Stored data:
## begin

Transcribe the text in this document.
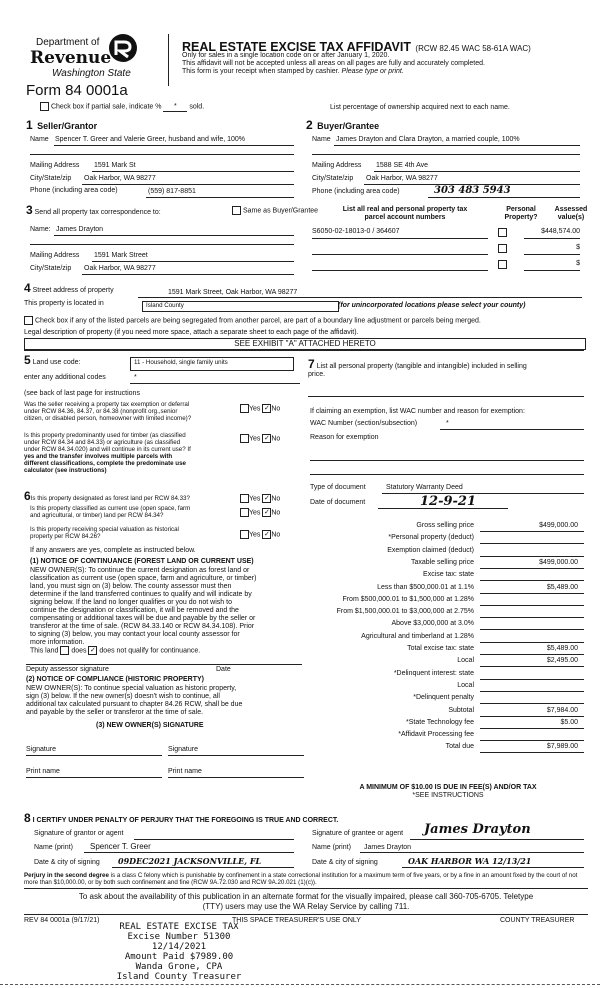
Department of
Revenue
Washington State
Form 84 0001a
REAL ESTATE EXCISE TAX AFFIDAVIT (RCW 82.45 WAC 58-61A WAC)
Only for sales in a single location code on or after January 1, 2020.
This affidavit will not be accepted unless all areas on all pages are fully and accurately completed.
This form is your receipt when stamped by cashier. Please type or print.
Check box if partial sale, indicate % * sold.	List percentage of ownership acquired next to each name.
1 Seller/Grantor
Name Spencer T. Greer and Valerie Greer, husband and wife, 100%
Mailing Address 1591 Mark St
City/State/zip Oak Harbor, WA 98277
Phone (including area code)	(559) 817-8851
2 Buyer/Grantee
Name James Drayton and Clara Drayton, a married couple, 100%
Mailing Address 1588 SE 4th Ave
City/State/zip Oak Harbor, WA 98277
Phone (including area code)	303 483 5943
3 Send all property tax correspondence to:	Same as Buyer/Grantee
Name: James Drayton
Mailing Address 1591 Mark Street
City/State/zip Oak Harbor, WA 98277
List all real and personal property tax
parcel account numbers
Personal
Property?
Assessed
value(s)
S6050-02-18013-0 / 364607	$448,574.00
$
$
4 Street address of property	1591 Mark Street, Oak Harbor, WA 98277
This property is located in	Island County	(for unincorporated locations please select your county)
Check box if any of the listed parcels are being segregated from another parcel, are part of a boundary line adjustment or parcels being merged.
Legal description of property (if you need more space, attach a separate sheet to each page of the affidavit).
SEE EXHIBIT "A" ATTACHED HERETO
5 Land use code:	11 - Household, single family units
enter any additional codes	*
(see back of last page for instructions
Was the seller receiving a property tax exemption or deferral
under RCW 84.36, 84.37, or 84.38 (nonprofit org.,senior
citizen, or disabled person, homeowner with limited income)?
Yes ✓ No
Is this property predominantly used for timber (as classified
under RCW 84.34 and 84.33) or agriculture (as classified
under RCW 84.34.020) and will continue in its current use? If
yes and the transfer involves multiple parcels with
different classifications, complete the predominate use
calculator (see instructions)
Yes ✓ No
7 List all personal property (tangible and intangible) included in selling
price.
If claiming an exemption, list WAC number and reason for exemption:
WAC Number (section/subsection)	*
Reason for exemption
6Is this property designated as forest land per RCW 84.33?	Yes ✓ No
Is this property classified as current use (open space, farm
and agricultural, or timber) land per RCW 84.34?	Yes ✓ No
Is this property receiving special valuation as historical
property per RCW 84.26?	Yes ✓ No
If any answers are yes, complete as instructed below.
(1) NOTICE OF CONTINUANCE (FOREST LAND OR CURRENT USE)
NEW OWNER(S): To continue the current designation as forest land or
classification as current use (open space, farm and agriculture, or timber)
land, you must sign on (3) below. The county assessor must then
determine if the land transferred continues to qualify and will indicate by
signing below. If the land no longer qualifies or you do not wish to
continue the designation or classification, it will be removed and the
compensating or additional taxes will be due and payable by the seller or
transferor at the time of sale. (RCW 84.33.140 or RCW 84.34.108). Prior
to signing (3) below, you may contact your local county assessor for
more information.
This land does ✓ does not qualify for continuance.
Deputy assessor signature	Date
(2) NOTICE OF COMPLIANCE (HISTORIC PROPERTY)
NEW OWNER(S): To continue special valuation as historic property,
sign (3) below. If the new owner(s) doesn't wish to continue, all
additional tax calculated pursuant to chapter 84.26 RCW, shall be due
and payable by the seller or transferor at the time of sale.
(3) NEW OWNER(S) SIGNATURE
Signature	Signature
Print name	Print name
Type of document	Statutory Warranty Deed
Date of document	12-9-21
Gross selling price	$499,000.00
*Personal property (deduct)
Exemption claimed (deduct)
Taxable selling price	$499,000.00
Excise tax: state
Less than $500,000.01 at 1.1%	$5,489.00
From $500,000.01 to $1,500,000 at 1.28%
From $1,500,000.01 to $3,000,000 at 2.75%
Above $3,000,000 at 3.0%
Agricultural and timberland at 1.28%
Total excise tax: state	$5,489.00
Local	$2,495.00
*Delinquent interest: state
Local
*Delinquent penalty
Subtotal	$7,984.00
*State Technology fee	$5.00
*Affidavit Processing fee
Total due	$7,989.00
A MINIMUM OF $10.00 IS DUE IN FEE(S) AND/OR TAX
*SEE INSTRUCTIONS
8 I CERTIFY UNDER PENALTY OF PERJURY THAT THE FOREGOING IS TRUE AND CORRECT.
Signature of grantor or agent
Name (print) Spencer T. Greer
Date & city of signing 09DEC2021 JACKSONVILLE, FL
Signature of grantee or agent James Drayton
Name (print) James Drayton
Date & city of signing	OAK HARBOR WA 12/13/21
Perjury in the second degree is a class C felony which is punishable by confinement in a state correctional institution for a maximum term of five years, or by a fine in an amount fixed by the court of not more than $10,000.00, or by both such confinement and fine (RCW 9A.72.030 and RCW 9A.20.021 (1)(c)).
To ask about the availability of this publication in an alternate format for the visually impaired, please call 360-705-6705. Teletype
(TTY) users may use the WA Relay Service by calling 711.
REV 84 0001a (9/17/21)	THIS SPACE TREASURER'S USE ONLY	COUNTY TREASURER
REAL ESTATE EXCISE TAX
Excise Number 51300
12/14/2021
Amount Paid $7989.00
Wanda Grone, CPA
Island County Treasurer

## end

SHORT EXERCISE: Leave every image out, and retype the material exactly.

EXERCISE SOLUTION:
Transcribe the text in this document.
Department of
Revenue
Washington State
Form 84 0001a
REAL ESTATE EXCISE TAX AFFIDAVIT (RCW 82.45 WAC 58-61A WAC)
Only for sales in a single location code on or after January 1, 2020.
This affidavit will not be accepted unless all areas on all pages are fully and accurately completed.
This form is your receipt when stamped by cashier. Please type or print.
Check box if partial sale, indicate % * sold.	List percentage of ownership acquired next to each name.
1 Seller/Grantor
Name Spencer T. Greer and Valerie Greer, husband and wife, 100%
Mailing Address 1591 Mark St
City/State/zip Oak Harbor, WA 98277
Phone (including area code)	(559) 817-8851
2 Buyer/Grantee
Name James Drayton and Clara Drayton, a married couple, 100%
Mailing Address 1588 SE 4th Ave
City/State/zip Oak Harbor, WA 98277
Phone (including area code)	303 483 5943
3 Send all property tax correspondence to:	Same as Buyer/Grantee
Name: James Drayton
Mailing Address 1591 Mark Street
City/State/zip Oak Harbor, WA 98277
List all real and personal property tax
parcel account numbers
Personal
Property?
Assessed
value(s)
S6050-02-18013-0 / 364607	$448,574.00
$
$
4 Street address of property	1591 Mark Street, Oak Harbor, WA 98277
This property is located in	Island County	(for unincorporated locations please select your county)
Check box if any of the listed parcels are being segregated from another parcel, are part of a boundary line adjustment or parcels being merged.
Legal description of property (if you need more space, attach a separate sheet to each page of the affidavit).
SEE EXHIBIT "A" ATTACHED HERETO
5 Land use code:	11 - Household, single family units
enter any additional codes	*
(see back of last page for instructions
Was the seller receiving a property tax exemption or deferral
under RCW 84.36, 84.37, or 84.38 (nonprofit org.,senior
citizen, or disabled person, homeowner with limited income)?
Yes ✓ No
Is this property predominantly used for timber (as classified
under RCW 84.34 and 84.33) or agriculture (as classified
under RCW 84.34.020) and will continue in its current use? If
yes and the transfer involves multiple parcels with
different classifications, complete the predominate use
calculator (see instructions)
Yes ✓ No
7 List all personal property (tangible and intangible) included in selling
price.
If claiming an exemption, list WAC number and reason for exemption:
WAC Number (section/subsection)	*
Reason for exemption
6Is this property designated as forest land per RCW 84.33?	Yes ✓ No
Is this property classified as current use (open space, farm
and agricultural, or timber) land per RCW 84.34?	Yes ✓ No
Is this property receiving special valuation as historical
property per RCW 84.26?	Yes ✓ No
If any answers are yes, complete as instructed below.
(1) NOTICE OF CONTINUANCE (FOREST LAND OR CURRENT USE)
NEW OWNER(S): To continue the current designation as forest land or
classification as current use (open space, farm and agriculture, or timber)
land, you must sign on (3) below. The county assessor must then
determine if the land transferred continues to qualify and will indicate by
signing below. If the land no longer qualifies or you do not wish to
continue the designation or classification, it will be removed and the
compensating or additional taxes will be due and payable by the seller or
transferor at the time of sale. (RCW 84.33.140 or RCW 84.34.108). Prior
to signing (3) below, you may contact your local county assessor for
more information.
This land does ✓ does not qualify for continuance.
Deputy assessor signature	Date
(2) NOTICE OF COMPLIANCE (HISTORIC PROPERTY)
NEW OWNER(S): To continue special valuation as historic property,
sign (3) below. If the new owner(s) doesn't wish to continue, all
additional tax calculated pursuant to chapter 84.26 RCW, shall be due
and payable by the seller or transferor at the time of sale.
(3) NEW OWNER(S) SIGNATURE
Signature	Signature
Print name	Print name
Type of document	Statutory Warranty Deed
Date of document	12-9-21
Gross selling price	$499,000.00
*Personal property (deduct)
Exemption claimed (deduct)
Taxable selling price	$499,000.00
Excise tax: state
Less than $500,000.01 at 1.1%	$5,489.00
From $500,000.01 to $1,500,000 at 1.28%
From $1,500,000.01 to $3,000,000 at 2.75%
Above $3,000,000 at 3.0%
Agricultural and timberland at 1.28%
Total excise tax: state	$5,489.00
Local	$2,495.00
*Delinquent interest: state
Local
*Delinquent penalty
Subtotal	$7,984.00
*State Technology fee	$5.00
*Affidavit Processing fee
Total due	$7,989.00
A MINIMUM OF $10.00 IS DUE IN FEE(S) AND/OR TAX
*SEE INSTRUCTIONS
8 I CERTIFY UNDER PENALTY OF PERJURY THAT THE FOREGOING IS TRUE AND CORRECT.
Signature of grantor or agent
Name (print) Spencer T. Greer
Date & city of signing 09DEC2021 JACKSONVILLE, FL
Signature of grantee or agent James Drayton
Name (print) James Drayton
Date & city of signing	OAK HARBOR WA 12/13/21
Perjury in the second degree is a class C felony which is punishable by confinement in a state correctional institution for a maximum term of five years, or by a fine in an amount fixed by the court of not more than $10,000.00, or by both such confinement and fine (RCW 9A.72.030 and RCW 9A.20.021 (1)(c)).
To ask about the availability of this publication in an alternate format for the visually impaired, please call 360-705-6705. Teletype
(TTY) users may use the WA Relay Service by calling 711.
REV 84 0001a (9/17/21)	THIS SPACE TREASURER'S USE ONLY	COUNTY TREASURER
REAL ESTATE EXCISE TAX
Excise Number 51300
12/14/2021
Amount Paid $7989.00
Wanda Grone, CPA
Island County Treasurer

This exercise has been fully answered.